Rows:
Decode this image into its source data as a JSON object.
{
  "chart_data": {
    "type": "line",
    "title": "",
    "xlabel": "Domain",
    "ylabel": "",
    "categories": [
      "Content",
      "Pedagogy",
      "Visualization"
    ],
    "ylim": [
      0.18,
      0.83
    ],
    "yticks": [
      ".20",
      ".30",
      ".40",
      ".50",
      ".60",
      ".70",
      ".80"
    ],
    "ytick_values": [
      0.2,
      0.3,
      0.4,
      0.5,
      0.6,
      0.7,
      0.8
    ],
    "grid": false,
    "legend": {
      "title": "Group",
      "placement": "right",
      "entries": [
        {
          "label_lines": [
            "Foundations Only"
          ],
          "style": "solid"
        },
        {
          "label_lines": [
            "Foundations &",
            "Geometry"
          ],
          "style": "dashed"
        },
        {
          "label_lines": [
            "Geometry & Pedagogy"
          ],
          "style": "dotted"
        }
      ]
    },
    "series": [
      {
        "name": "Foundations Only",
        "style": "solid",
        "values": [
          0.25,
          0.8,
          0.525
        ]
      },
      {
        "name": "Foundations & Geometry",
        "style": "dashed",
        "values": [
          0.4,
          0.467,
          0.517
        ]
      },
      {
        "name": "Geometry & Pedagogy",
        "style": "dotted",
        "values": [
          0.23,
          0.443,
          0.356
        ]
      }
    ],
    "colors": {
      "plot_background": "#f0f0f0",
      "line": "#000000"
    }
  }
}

Written exercise:
Pull out all lines of the data with the string "Geometry".

The output:
            "Geometry"
            "Geometry & Pedagogy"
        "name": "Foundations & Geometry",
        "name": "Geometry & Pedagogy",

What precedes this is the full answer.